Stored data
* * * * * * *

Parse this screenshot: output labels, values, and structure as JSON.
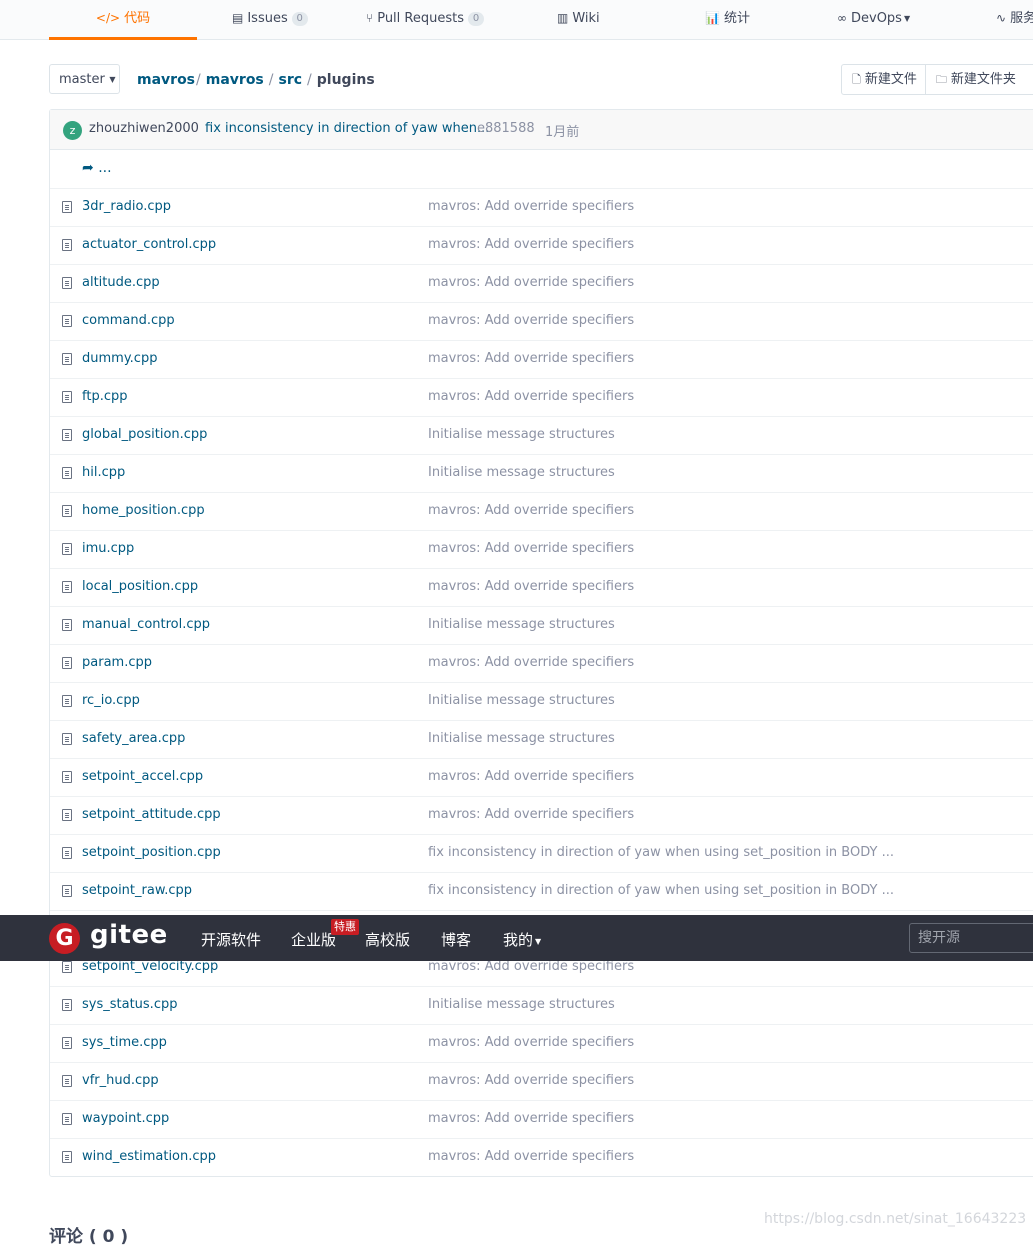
{
  "tabs": [
    {
      "icon": "</>",
      "label": "代码",
      "badge": null
    },
    {
      "icon": "▤",
      "label": "Issues",
      "badge": "0"
    },
    {
      "icon": "⑂",
      "label": "Pull Requests",
      "badge": "0"
    },
    {
      "icon": "▥",
      "label": "Wiki",
      "badge": null
    },
    {
      "icon": "📊",
      "label": "统计",
      "badge": null
    },
    {
      "icon": "∞",
      "label": "DevOps",
      "badge": null
    },
    {
      "icon": "∿",
      "label": "服务",
      "badge": null
    }
  ],
  "branch": {
    "label": "master"
  },
  "breadcrumb": [
    "mavros",
    "mavros",
    "src",
    "plugins"
  ],
  "new_buttons": {
    "new_file": "新建文件",
    "new_folder": "新建文件夹"
  },
  "commit": {
    "avatar_letter": "z",
    "author": "zhouzhiwen2000",
    "message": "fix inconsistency in direction of yaw when...",
    "sha": "e881588",
    "time": "1月前"
  },
  "parent_dir": "...",
  "files": [
    {
      "name": "3dr_radio.cpp",
      "commit": "mavros: Add override specifiers"
    },
    {
      "name": "actuator_control.cpp",
      "commit": "mavros: Add override specifiers"
    },
    {
      "name": "altitude.cpp",
      "commit": "mavros: Add override specifiers"
    },
    {
      "name": "command.cpp",
      "commit": "mavros: Add override specifiers"
    },
    {
      "name": "dummy.cpp",
      "commit": "mavros: Add override specifiers"
    },
    {
      "name": "ftp.cpp",
      "commit": "mavros: Add override specifiers"
    },
    {
      "name": "global_position.cpp",
      "commit": "Initialise message structures"
    },
    {
      "name": "hil.cpp",
      "commit": "Initialise message structures"
    },
    {
      "name": "home_position.cpp",
      "commit": "mavros: Add override specifiers"
    },
    {
      "name": "imu.cpp",
      "commit": "mavros: Add override specifiers"
    },
    {
      "name": "local_position.cpp",
      "commit": "mavros: Add override specifiers"
    },
    {
      "name": "manual_control.cpp",
      "commit": "Initialise message structures"
    },
    {
      "name": "param.cpp",
      "commit": "mavros: Add override specifiers"
    },
    {
      "name": "rc_io.cpp",
      "commit": "Initialise message structures"
    },
    {
      "name": "safety_area.cpp",
      "commit": "Initialise message structures"
    },
    {
      "name": "setpoint_accel.cpp",
      "commit": "mavros: Add override specifiers"
    },
    {
      "name": "setpoint_attitude.cpp",
      "commit": "mavros: Add override specifiers"
    },
    {
      "name": "setpoint_position.cpp",
      "commit": "fix inconsistency in direction of yaw when using set_position in BODY ..."
    },
    {
      "name": "setpoint_raw.cpp",
      "commit": "fix inconsistency in direction of yaw when using set_position in BODY ..."
    },
    {
      "name": "",
      "commit": ""
    },
    {
      "name": "setpoint_velocity.cpp",
      "commit": "mavros: Add override specifiers"
    },
    {
      "name": "sys_status.cpp",
      "commit": "Initialise message structures"
    },
    {
      "name": "sys_time.cpp",
      "commit": "mavros: Add override specifiers"
    },
    {
      "name": "vfr_hud.cpp",
      "commit": "mavros: Add override specifiers"
    },
    {
      "name": "waypoint.cpp",
      "commit": "mavros: Add override specifiers"
    },
    {
      "name": "wind_estimation.cpp",
      "commit": "mavros: Add override specifiers"
    }
  ],
  "gitee_header": {
    "logo_letter": "G",
    "brand": "gitee",
    "nav": [
      "开源软件",
      "企业版",
      "高校版",
      "博客",
      "我的"
    ],
    "hot_badge": "特惠",
    "search_placeholder": "搜开源"
  },
  "comments_title": "评论 ( 0 )",
  "watermark": "https://blog.csdn.net/sinat_16643223"
}
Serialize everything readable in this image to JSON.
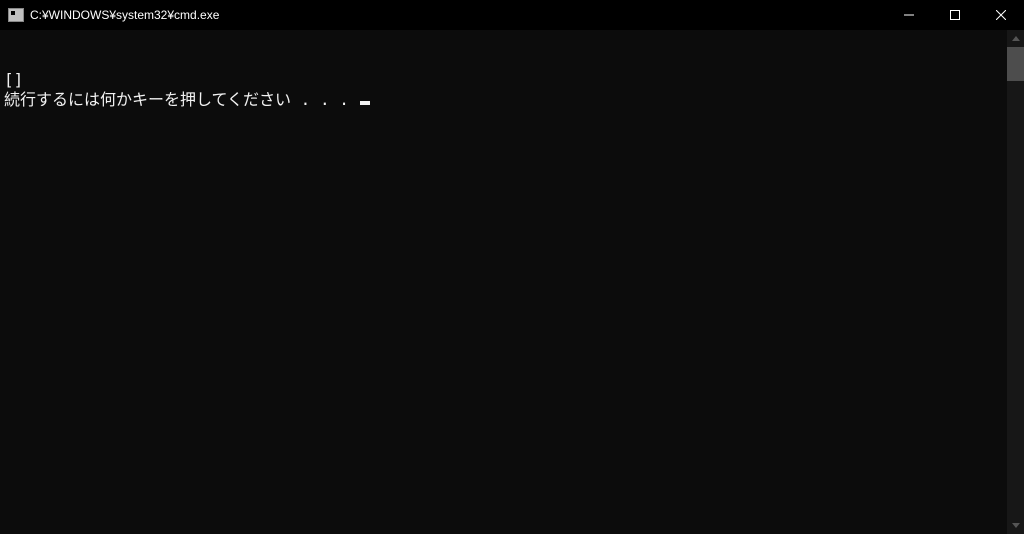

* * * * * * *

— What the task asks —
Using the listing above, gather each line that holds the string "JSON" and copy it.

— Reply —
Parse this screenshot: output labels, values, and structure as JSON.
Serialize everything readable in this image to JSON.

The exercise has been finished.